Stored records:
○ ○ ○ ○

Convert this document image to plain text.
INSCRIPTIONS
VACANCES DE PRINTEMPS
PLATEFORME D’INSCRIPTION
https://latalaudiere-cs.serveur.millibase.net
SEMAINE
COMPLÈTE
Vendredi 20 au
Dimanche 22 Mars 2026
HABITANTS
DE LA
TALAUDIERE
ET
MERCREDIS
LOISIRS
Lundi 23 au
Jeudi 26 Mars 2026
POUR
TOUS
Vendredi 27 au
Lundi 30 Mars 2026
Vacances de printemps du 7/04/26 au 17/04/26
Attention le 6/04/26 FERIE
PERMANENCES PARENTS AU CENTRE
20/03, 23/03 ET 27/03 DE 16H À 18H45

○ ○ ○ ○

PROBLEM DESCRIPTION:
Identify the lines above with the word "Mars". Copy them.

REPLY:
Dimanche 22 Mars 2026
Jeudi 26 Mars 2026
Lundi 30 Mars 2026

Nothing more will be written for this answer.